Excerpts from a layout annotation set

>>>>

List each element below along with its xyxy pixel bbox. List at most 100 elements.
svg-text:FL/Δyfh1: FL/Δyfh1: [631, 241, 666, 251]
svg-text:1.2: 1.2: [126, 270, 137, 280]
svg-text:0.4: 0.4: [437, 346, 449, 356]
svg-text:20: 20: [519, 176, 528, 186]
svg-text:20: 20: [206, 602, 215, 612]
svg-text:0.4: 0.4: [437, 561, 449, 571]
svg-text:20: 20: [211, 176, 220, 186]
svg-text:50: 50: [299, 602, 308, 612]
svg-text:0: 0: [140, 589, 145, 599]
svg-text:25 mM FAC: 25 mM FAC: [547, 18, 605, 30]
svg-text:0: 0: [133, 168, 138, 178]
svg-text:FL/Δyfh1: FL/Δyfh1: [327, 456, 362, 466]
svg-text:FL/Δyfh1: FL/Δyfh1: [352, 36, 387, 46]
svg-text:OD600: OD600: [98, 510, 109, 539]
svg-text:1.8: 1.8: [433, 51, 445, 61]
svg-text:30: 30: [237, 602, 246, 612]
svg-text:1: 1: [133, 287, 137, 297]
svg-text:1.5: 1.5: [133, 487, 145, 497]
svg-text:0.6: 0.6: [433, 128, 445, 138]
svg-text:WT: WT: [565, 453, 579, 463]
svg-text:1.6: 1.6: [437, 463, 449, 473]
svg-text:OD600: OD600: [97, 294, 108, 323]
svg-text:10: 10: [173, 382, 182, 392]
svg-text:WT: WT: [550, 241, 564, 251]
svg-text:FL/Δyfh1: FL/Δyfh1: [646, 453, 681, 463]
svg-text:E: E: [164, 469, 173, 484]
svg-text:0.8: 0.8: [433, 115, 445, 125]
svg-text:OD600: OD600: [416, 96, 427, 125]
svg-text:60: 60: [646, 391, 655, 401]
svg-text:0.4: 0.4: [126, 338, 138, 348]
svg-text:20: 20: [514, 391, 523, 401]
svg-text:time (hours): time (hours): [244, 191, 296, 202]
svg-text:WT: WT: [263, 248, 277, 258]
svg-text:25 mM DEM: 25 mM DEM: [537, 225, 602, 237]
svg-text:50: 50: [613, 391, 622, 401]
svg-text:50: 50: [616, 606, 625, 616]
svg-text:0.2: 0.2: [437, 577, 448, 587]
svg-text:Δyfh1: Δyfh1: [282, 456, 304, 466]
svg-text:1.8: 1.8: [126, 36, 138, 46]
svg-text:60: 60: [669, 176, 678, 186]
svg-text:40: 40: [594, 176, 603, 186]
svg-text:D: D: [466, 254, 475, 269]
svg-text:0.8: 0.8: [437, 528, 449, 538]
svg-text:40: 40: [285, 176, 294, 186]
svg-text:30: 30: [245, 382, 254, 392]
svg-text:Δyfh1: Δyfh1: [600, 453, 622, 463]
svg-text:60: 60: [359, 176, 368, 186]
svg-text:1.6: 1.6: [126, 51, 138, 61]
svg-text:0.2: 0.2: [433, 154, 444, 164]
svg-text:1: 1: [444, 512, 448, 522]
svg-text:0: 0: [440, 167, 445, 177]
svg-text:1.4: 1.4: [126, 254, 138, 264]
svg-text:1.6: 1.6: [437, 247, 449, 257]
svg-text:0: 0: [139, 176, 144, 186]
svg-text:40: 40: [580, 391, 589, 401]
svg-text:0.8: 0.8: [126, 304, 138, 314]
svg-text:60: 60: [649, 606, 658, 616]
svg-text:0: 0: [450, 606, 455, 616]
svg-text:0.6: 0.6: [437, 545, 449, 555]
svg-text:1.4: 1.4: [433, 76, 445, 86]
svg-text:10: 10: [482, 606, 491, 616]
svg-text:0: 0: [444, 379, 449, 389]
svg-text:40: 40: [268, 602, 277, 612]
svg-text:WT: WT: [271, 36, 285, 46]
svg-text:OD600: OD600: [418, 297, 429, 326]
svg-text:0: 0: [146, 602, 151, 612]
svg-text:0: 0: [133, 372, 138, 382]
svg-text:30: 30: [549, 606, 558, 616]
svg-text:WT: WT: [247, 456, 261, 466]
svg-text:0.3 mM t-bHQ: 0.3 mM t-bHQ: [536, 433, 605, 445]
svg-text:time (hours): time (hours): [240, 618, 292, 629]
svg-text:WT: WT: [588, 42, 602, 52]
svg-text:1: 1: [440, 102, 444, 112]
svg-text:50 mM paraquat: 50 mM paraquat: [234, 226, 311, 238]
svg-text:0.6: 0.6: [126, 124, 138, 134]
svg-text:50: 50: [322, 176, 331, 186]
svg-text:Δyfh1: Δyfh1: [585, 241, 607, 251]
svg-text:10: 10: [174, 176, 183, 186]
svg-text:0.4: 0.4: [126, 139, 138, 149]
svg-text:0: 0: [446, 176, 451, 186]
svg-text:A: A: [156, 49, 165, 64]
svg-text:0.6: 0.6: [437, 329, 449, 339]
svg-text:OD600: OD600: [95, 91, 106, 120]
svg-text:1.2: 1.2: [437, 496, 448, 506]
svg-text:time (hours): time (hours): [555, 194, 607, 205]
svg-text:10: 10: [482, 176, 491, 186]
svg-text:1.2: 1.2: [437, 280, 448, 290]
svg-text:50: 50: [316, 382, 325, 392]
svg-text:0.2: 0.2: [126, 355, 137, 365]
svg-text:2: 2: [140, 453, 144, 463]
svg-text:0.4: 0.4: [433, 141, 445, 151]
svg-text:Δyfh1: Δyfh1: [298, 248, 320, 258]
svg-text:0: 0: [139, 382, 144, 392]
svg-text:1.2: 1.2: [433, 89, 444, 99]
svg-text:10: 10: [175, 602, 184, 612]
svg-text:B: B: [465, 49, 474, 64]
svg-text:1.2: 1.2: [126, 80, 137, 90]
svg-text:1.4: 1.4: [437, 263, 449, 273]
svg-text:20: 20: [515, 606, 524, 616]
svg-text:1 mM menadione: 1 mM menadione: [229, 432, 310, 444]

<<<<

◆ **THE REQUEST**
Copy all of the material above line for line, without changing a single character.

◆ **OUTPUT**
List each element below along with its xyxy pixel bbox. List at most 100 elements.
svg-text:FL/Δyfh1: FL/Δyfh1: [631, 241, 666, 251]
svg-text:1.2: 1.2: [126, 270, 137, 280]
svg-text:0.4: 0.4: [437, 346, 449, 356]
svg-text:20: 20: [519, 176, 528, 186]
svg-text:20: 20: [206, 602, 215, 612]
svg-text:0.4: 0.4: [437, 561, 449, 571]
svg-text:20: 20: [211, 176, 220, 186]
svg-text:50: 50: [299, 602, 308, 612]
svg-text:0: 0: [140, 589, 145, 599]
svg-text:25 mM FAC: 25 mM FAC: [547, 18, 605, 30]
svg-text:0: 0: [133, 168, 138, 178]
svg-text:FL/Δyfh1: FL/Δyfh1: [327, 456, 362, 466]
svg-text:FL/Δyfh1: FL/Δyfh1: [352, 36, 387, 46]
svg-text:OD600: OD600: [98, 510, 109, 539]
svg-text:1.8: 1.8: [433, 51, 445, 61]
svg-text:30: 30: [237, 602, 246, 612]
svg-text:1: 1: [133, 287, 137, 297]
svg-text:1.5: 1.5: [133, 487, 145, 497]
svg-text:0.6: 0.6: [433, 128, 445, 138]
svg-text:WT: WT: [565, 453, 579, 463]
svg-text:1.6: 1.6: [437, 463, 449, 473]
svg-text:OD600: OD600: [97, 294, 108, 323]
svg-text:10: 10: [173, 382, 182, 392]
svg-text:WT: WT: [550, 241, 564, 251]
svg-text:FL/Δyfh1: FL/Δyfh1: [646, 453, 681, 463]
svg-text:E: E: [164, 469, 173, 484]
svg-text:0.8: 0.8: [433, 115, 445, 125]
svg-text:OD600: OD600: [416, 96, 427, 125]
svg-text:60: 60: [646, 391, 655, 401]
svg-text:0.4: 0.4: [126, 338, 138, 348]
svg-text:20: 20: [514, 391, 523, 401]
svg-text:time (hours): time (hours): [244, 191, 296, 202]
svg-text:WT: WT: [263, 248, 277, 258]
svg-text:25 mM DEM: 25 mM DEM: [537, 225, 602, 237]
svg-text:50: 50: [613, 391, 622, 401]
svg-text:50: 50: [616, 606, 625, 616]
svg-text:0.2: 0.2: [437, 577, 448, 587]
svg-text:Δyfh1: Δyfh1: [282, 456, 304, 466]
svg-text:1.8: 1.8: [126, 36, 138, 46]
svg-text:60: 60: [669, 176, 678, 186]
svg-text:40: 40: [594, 176, 603, 186]
svg-text:D: D: [466, 254, 475, 269]
svg-text:0.8: 0.8: [437, 528, 449, 538]
svg-text:40: 40: [285, 176, 294, 186]
svg-text:30: 30: [245, 382, 254, 392]
svg-text:Δyfh1: Δyfh1: [600, 453, 622, 463]
svg-text:60: 60: [359, 176, 368, 186]
svg-text:1.6: 1.6: [126, 51, 138, 61]
svg-text:0.2: 0.2: [433, 154, 444, 164]
svg-text:1: 1: [444, 512, 448, 522]
svg-text:0: 0: [440, 167, 445, 177]
svg-text:1.4: 1.4: [126, 254, 138, 264]
svg-text:1.6: 1.6: [437, 247, 449, 257]
svg-text:0: 0: [139, 176, 144, 186]
svg-text:40: 40: [580, 391, 589, 401]
svg-text:0.8: 0.8: [126, 304, 138, 314]
svg-text:60: 60: [649, 606, 658, 616]
svg-text:0: 0: [450, 606, 455, 616]
svg-text:0.6: 0.6: [437, 545, 449, 555]
svg-text:1.4: 1.4: [433, 76, 445, 86]
svg-text:10: 10: [482, 606, 491, 616]
svg-text:0: 0: [444, 379, 449, 389]
svg-text:40: 40: [268, 602, 277, 612]
svg-text:WT: WT: [271, 36, 285, 46]
svg-text:OD600: OD600: [418, 297, 429, 326]
svg-text:0: 0: [146, 602, 151, 612]
svg-text:0: 0: [133, 372, 138, 382]
svg-text:30: 30: [549, 606, 558, 616]
svg-text:WT: WT: [247, 456, 261, 466]
svg-text:0.3 mM t-bHQ: 0.3 mM t-bHQ: [536, 433, 605, 445]
svg-text:time (hours): time (hours): [240, 618, 292, 629]
svg-text:WT: WT: [588, 42, 602, 52]
svg-text:1: 1: [440, 102, 444, 112]
svg-text:50 mM paraquat: 50 mM paraquat: [234, 226, 311, 238]
svg-text:0.6: 0.6: [126, 124, 138, 134]
svg-text:50: 50: [322, 176, 331, 186]
svg-text:Δyfh1: Δyfh1: [585, 241, 607, 251]
svg-text:10: 10: [174, 176, 183, 186]
svg-text:0.4: 0.4: [126, 139, 138, 149]
svg-text:0: 0: [446, 176, 451, 186]
svg-text:A: A: [156, 49, 165, 64]
svg-text:0.6: 0.6: [437, 329, 449, 339]
svg-text:OD600: OD600: [95, 91, 106, 120]
svg-text:1.2: 1.2: [437, 496, 448, 506]
svg-text:time (hours): time (hours): [555, 194, 607, 205]
svg-text:10: 10: [482, 176, 491, 186]
svg-text:1.2: 1.2: [437, 280, 448, 290]
svg-text:50: 50: [316, 382, 325, 392]
svg-text:0.2: 0.2: [126, 355, 137, 365]
svg-text:2: 2: [140, 453, 144, 463]
svg-text:0.4: 0.4: [433, 141, 445, 151]
svg-text:Δyfh1: Δyfh1: [298, 248, 320, 258]
svg-text:0: 0: [139, 382, 144, 392]
svg-text:1.2: 1.2: [433, 89, 444, 99]
svg-text:10: 10: [175, 602, 184, 612]
svg-text:B: B: [465, 49, 474, 64]
svg-text:1.2: 1.2: [126, 80, 137, 90]
svg-text:1.4: 1.4: [437, 263, 449, 273]
svg-text:20: 20: [515, 606, 524, 616]
svg-text:1 mM menadione: 1 mM menadione: [229, 432, 310, 444]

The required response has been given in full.